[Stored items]
↓
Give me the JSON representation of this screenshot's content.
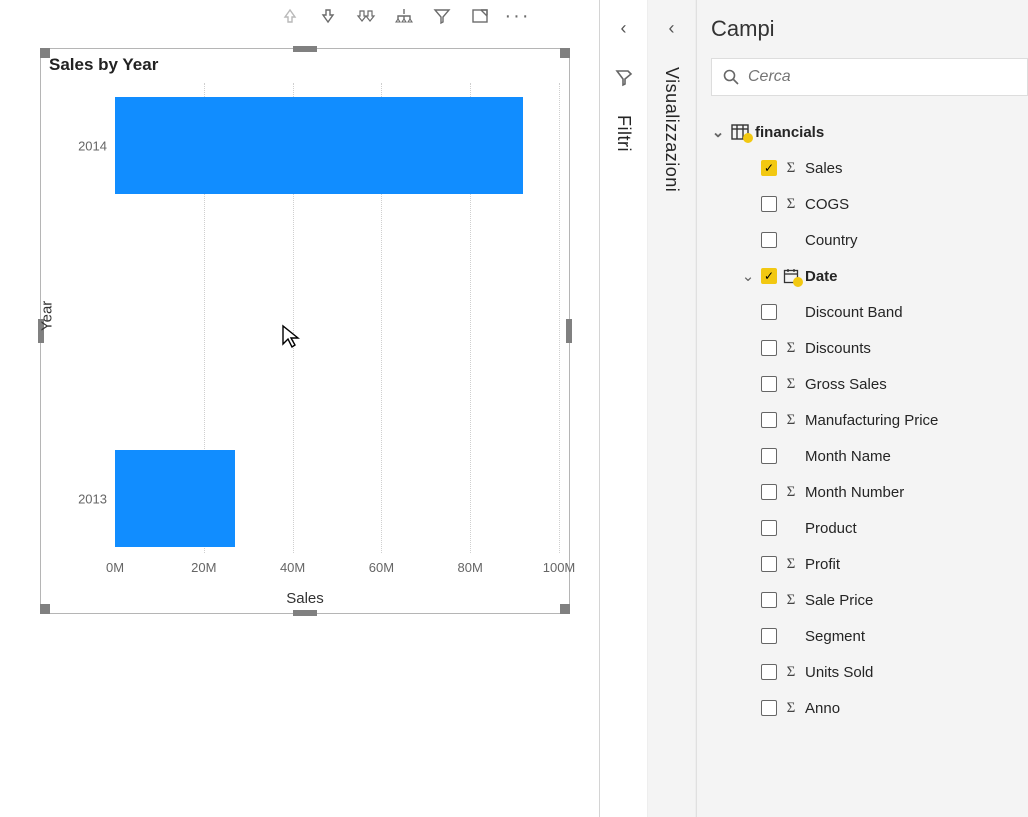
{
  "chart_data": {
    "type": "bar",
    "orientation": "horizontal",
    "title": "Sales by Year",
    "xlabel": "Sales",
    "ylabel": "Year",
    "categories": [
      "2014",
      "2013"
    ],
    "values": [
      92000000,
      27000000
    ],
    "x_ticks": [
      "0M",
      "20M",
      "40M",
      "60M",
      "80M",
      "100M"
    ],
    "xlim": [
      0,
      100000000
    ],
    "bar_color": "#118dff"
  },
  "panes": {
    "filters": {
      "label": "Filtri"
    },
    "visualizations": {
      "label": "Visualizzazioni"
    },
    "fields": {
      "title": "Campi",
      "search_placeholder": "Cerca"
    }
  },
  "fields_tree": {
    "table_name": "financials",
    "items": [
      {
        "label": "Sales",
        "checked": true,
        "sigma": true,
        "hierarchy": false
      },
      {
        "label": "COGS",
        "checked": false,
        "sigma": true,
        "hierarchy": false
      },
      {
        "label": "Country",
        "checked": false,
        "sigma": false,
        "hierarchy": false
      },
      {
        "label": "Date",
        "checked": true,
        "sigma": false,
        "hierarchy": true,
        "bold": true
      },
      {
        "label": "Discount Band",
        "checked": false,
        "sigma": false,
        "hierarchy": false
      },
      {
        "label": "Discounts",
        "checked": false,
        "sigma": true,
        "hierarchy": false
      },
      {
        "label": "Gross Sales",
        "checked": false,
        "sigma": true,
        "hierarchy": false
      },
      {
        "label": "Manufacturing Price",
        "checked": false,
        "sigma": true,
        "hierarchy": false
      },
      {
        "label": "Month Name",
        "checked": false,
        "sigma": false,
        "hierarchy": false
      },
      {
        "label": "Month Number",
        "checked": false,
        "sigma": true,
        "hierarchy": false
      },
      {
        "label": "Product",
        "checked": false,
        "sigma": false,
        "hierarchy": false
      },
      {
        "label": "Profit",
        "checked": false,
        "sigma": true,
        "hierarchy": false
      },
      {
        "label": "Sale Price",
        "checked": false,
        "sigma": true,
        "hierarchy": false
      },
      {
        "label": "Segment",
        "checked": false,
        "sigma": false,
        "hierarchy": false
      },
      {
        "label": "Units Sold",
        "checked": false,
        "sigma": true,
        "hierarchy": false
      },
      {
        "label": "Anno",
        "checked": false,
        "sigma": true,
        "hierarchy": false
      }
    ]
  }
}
↑
EXERCISE TASK — Only a number is wanted here: how many lines in the data above include the string "Price"?

EXERCISE RESULT — 2